Exercise directions:
Pictures don't belong in the copy; print all the records exactly.

----------------

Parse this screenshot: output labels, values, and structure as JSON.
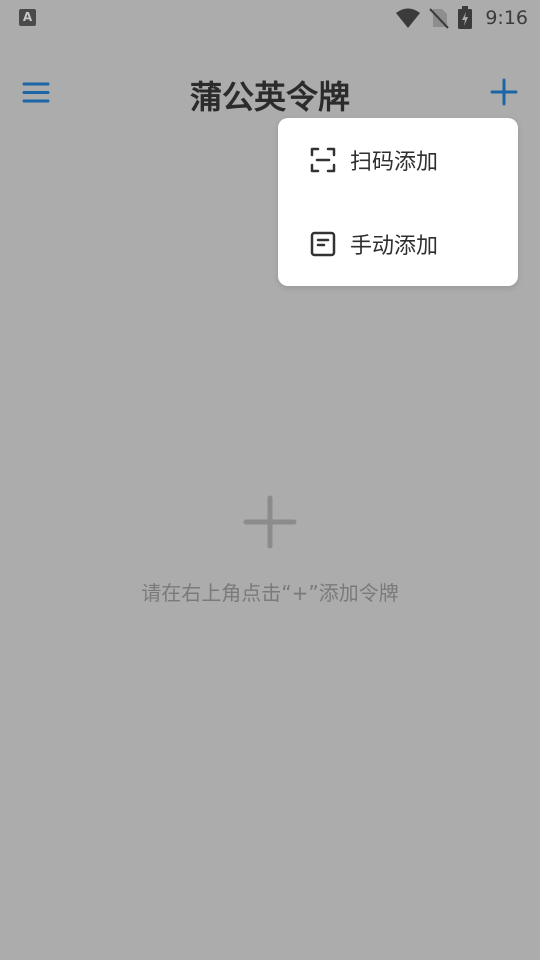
{
  "status_bar": {
    "notification_glyph": "A",
    "time": "9:16",
    "icons": [
      "wifi-icon",
      "no-sim-icon",
      "battery-charging-icon"
    ]
  },
  "app_bar": {
    "title": "蒲公英令牌",
    "left_icon": "menu-icon",
    "right_icon": "plus-icon",
    "accent_color": "#1a66a6"
  },
  "empty_state": {
    "icon": "plus-icon",
    "message": "请在右上角点击“+”添加令牌"
  },
  "add_menu": {
    "items": [
      {
        "label": "扫码添加",
        "icon": "scan-icon"
      },
      {
        "label": "手动添加",
        "icon": "form-icon"
      }
    ]
  }
}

----------------

Output below:
Parse this screenshot: output labels, values, and structure as JSON.
{
  "status_bar": {
    "notification_glyph": "A",
    "time": "9:16",
    "icons": [
      "wifi-icon",
      "no-sim-icon",
      "battery-charging-icon"
    ]
  },
  "app_bar": {
    "title": "蒲公英令牌",
    "left_icon": "menu-icon",
    "right_icon": "plus-icon",
    "accent_color": "#1a66a6"
  },
  "empty_state": {
    "icon": "plus-icon",
    "message": "请在右上角点击“+”添加令牌"
  },
  "add_menu": {
    "items": [
      {
        "label": "扫码添加",
        "icon": "scan-icon"
      },
      {
        "label": "手动添加",
        "icon": "form-icon"
      }
    ]
  }
}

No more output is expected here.